(Stored data entries)
[Start]

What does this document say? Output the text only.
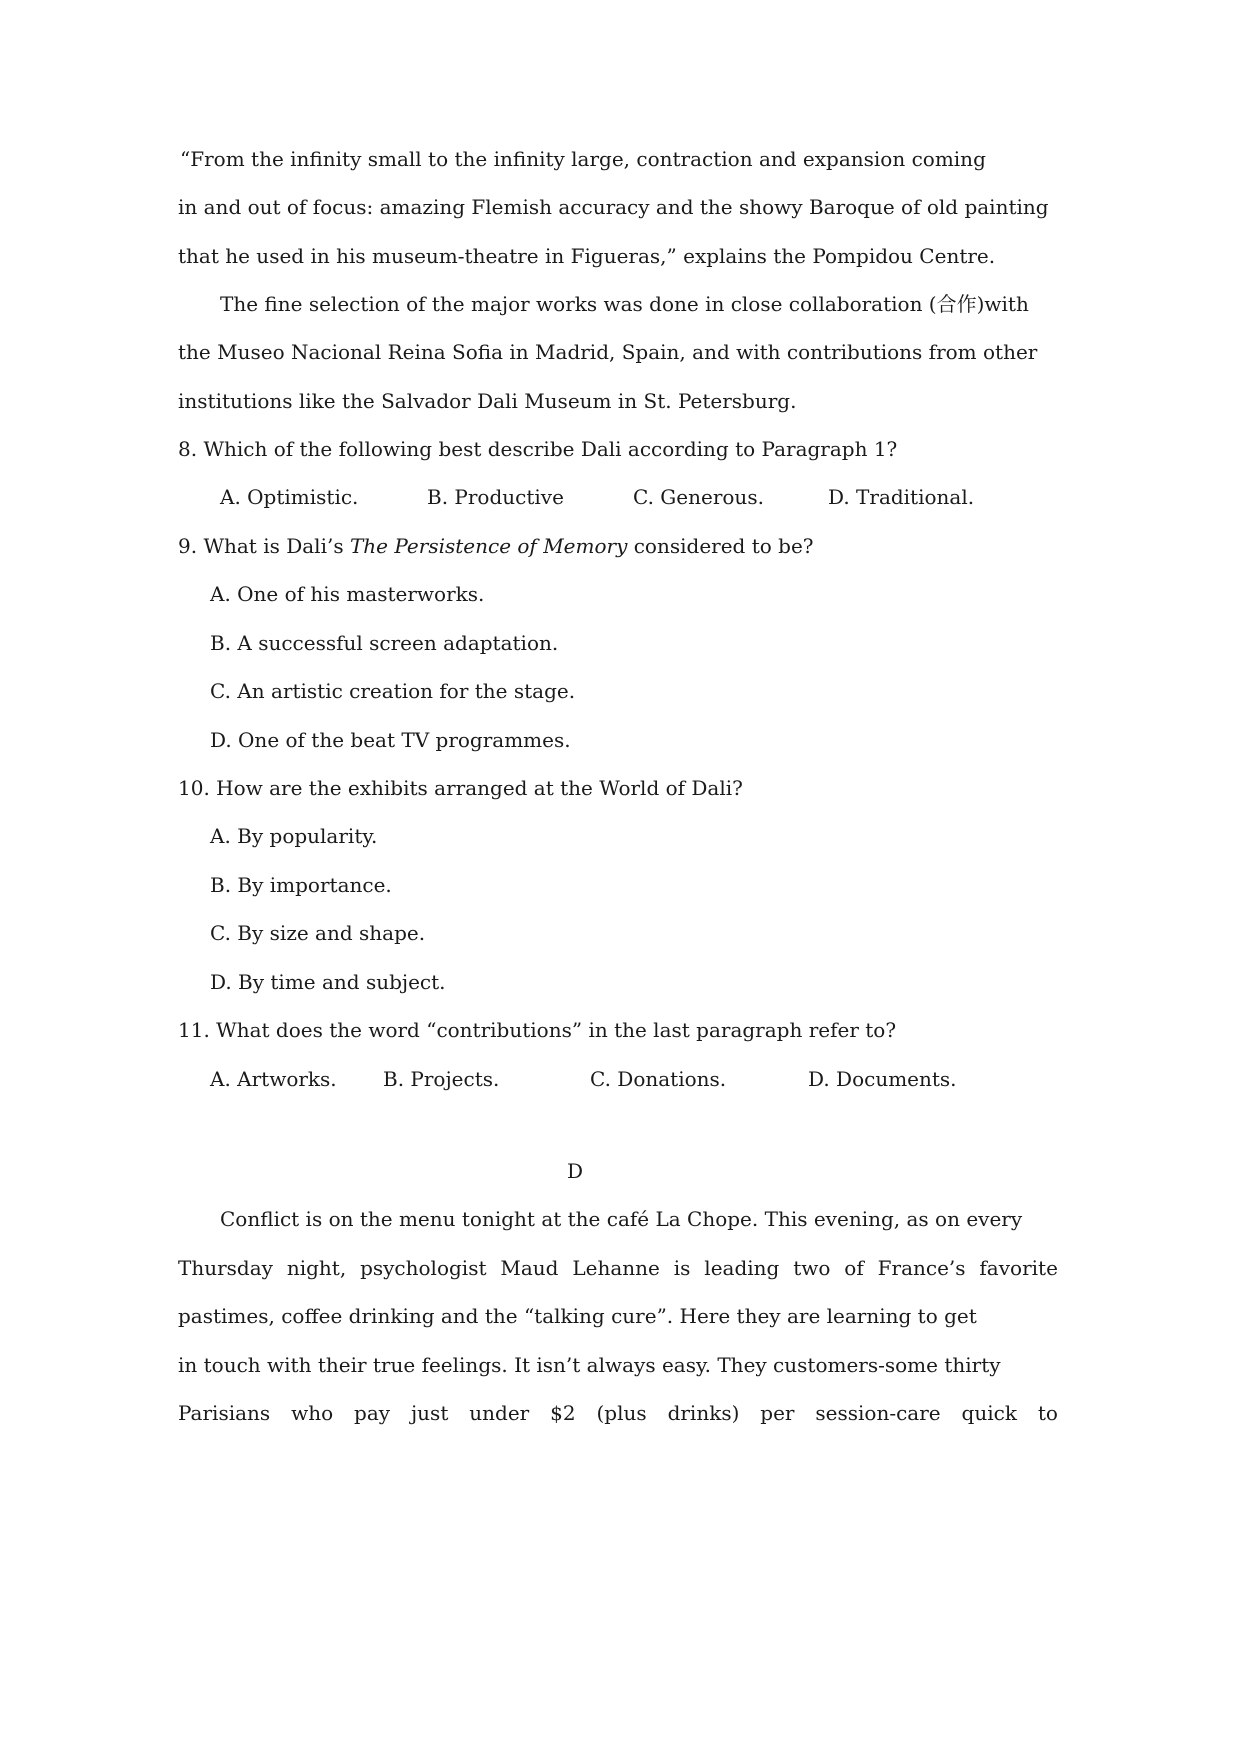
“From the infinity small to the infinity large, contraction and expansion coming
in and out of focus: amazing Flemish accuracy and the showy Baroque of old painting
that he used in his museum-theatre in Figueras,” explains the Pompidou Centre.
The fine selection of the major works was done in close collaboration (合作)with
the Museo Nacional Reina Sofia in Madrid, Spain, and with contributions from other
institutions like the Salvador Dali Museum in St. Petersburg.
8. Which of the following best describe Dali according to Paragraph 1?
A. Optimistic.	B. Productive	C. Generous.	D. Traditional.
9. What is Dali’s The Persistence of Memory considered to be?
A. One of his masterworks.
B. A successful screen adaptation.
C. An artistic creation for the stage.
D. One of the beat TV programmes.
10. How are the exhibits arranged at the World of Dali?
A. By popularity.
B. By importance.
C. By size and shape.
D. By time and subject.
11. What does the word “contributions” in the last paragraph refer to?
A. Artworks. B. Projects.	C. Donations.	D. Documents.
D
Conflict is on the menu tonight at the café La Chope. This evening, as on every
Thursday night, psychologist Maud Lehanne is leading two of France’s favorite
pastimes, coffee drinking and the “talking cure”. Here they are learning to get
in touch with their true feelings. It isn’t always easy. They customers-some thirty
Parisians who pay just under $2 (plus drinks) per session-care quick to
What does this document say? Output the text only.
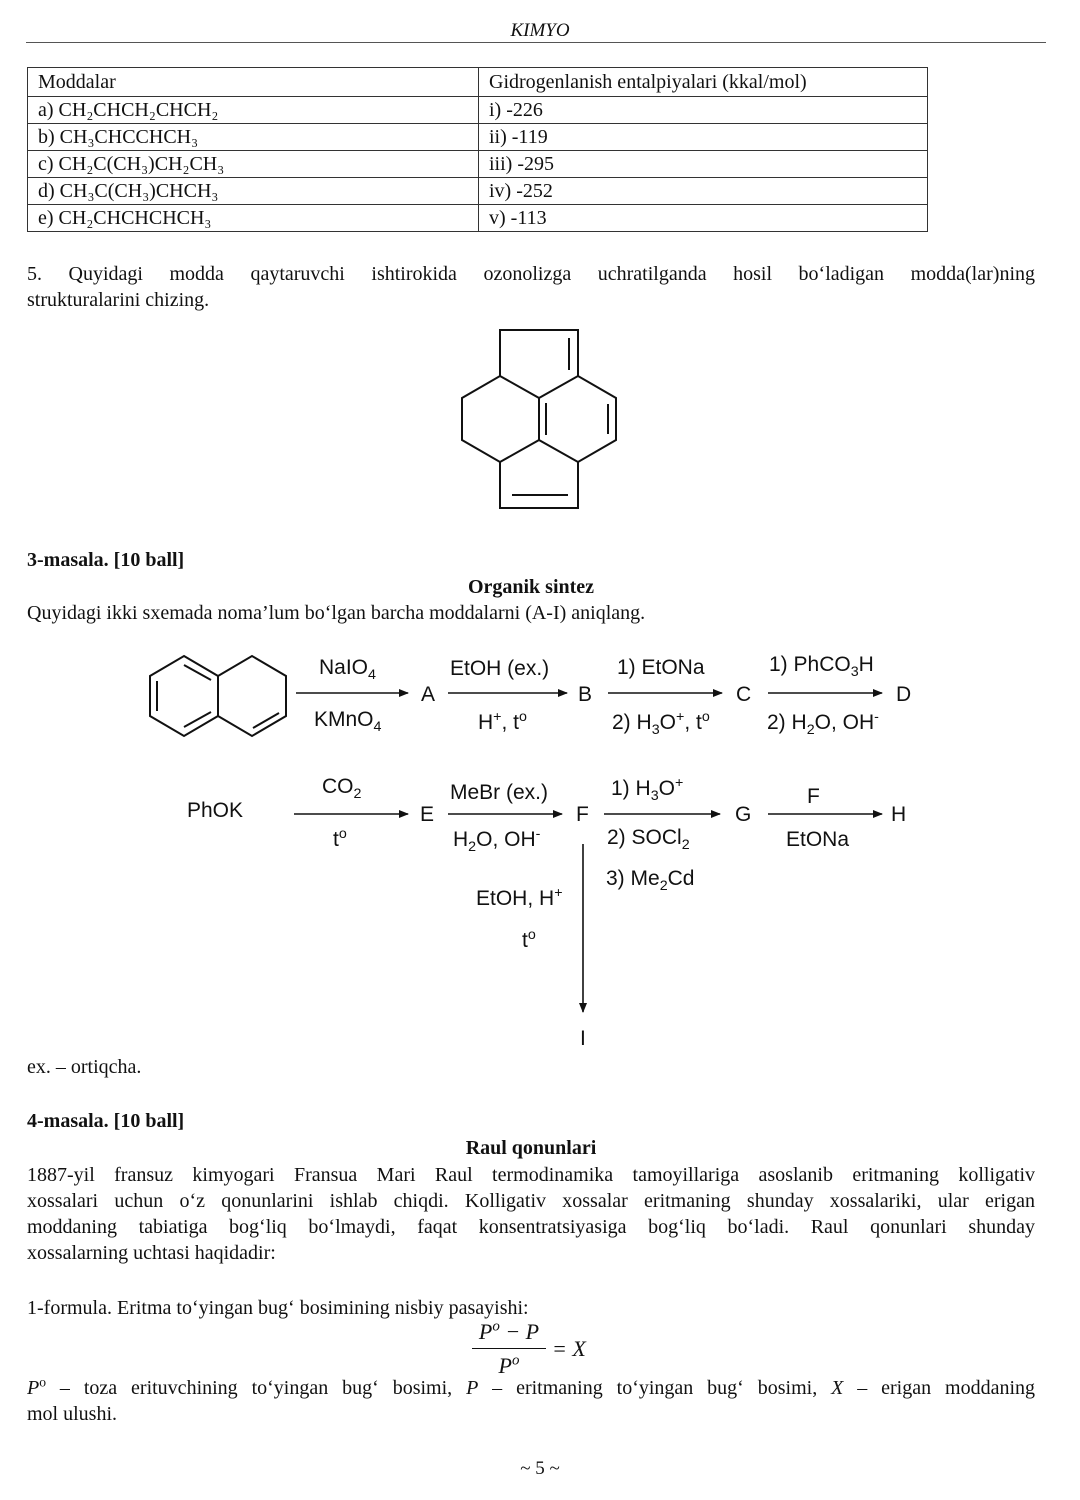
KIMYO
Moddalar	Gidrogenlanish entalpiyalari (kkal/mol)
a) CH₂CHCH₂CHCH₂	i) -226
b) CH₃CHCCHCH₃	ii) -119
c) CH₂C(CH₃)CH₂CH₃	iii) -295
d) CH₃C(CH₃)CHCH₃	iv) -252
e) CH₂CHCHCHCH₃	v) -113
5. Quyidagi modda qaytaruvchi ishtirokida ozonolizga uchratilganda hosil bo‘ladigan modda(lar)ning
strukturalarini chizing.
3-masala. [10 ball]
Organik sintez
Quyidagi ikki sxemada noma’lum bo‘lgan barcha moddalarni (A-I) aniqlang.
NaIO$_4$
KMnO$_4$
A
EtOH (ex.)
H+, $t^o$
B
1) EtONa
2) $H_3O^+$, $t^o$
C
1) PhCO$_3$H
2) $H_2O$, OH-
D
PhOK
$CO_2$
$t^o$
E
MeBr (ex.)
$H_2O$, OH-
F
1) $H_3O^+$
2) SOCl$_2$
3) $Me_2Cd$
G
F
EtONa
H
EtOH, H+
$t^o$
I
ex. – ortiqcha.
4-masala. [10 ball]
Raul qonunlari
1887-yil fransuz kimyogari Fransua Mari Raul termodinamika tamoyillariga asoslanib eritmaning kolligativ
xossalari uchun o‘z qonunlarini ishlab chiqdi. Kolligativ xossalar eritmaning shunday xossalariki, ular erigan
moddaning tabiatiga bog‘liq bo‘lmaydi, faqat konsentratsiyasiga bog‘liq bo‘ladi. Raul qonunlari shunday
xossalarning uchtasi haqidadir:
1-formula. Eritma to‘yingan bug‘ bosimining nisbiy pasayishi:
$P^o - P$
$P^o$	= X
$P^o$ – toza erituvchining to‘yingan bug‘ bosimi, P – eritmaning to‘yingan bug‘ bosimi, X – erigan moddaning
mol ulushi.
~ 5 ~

[End]

* _Direction_
Using the listing above, return all lines where the word "with" occurs.

* _Result for this task_
The fine selection of the major works was done in close collaboration (合作)with
the Museo Nacional Reina Sofia in Madrid, Spain, and with contributions from other
in touch with their true feelings. It isn’t always easy. They customers-some thirty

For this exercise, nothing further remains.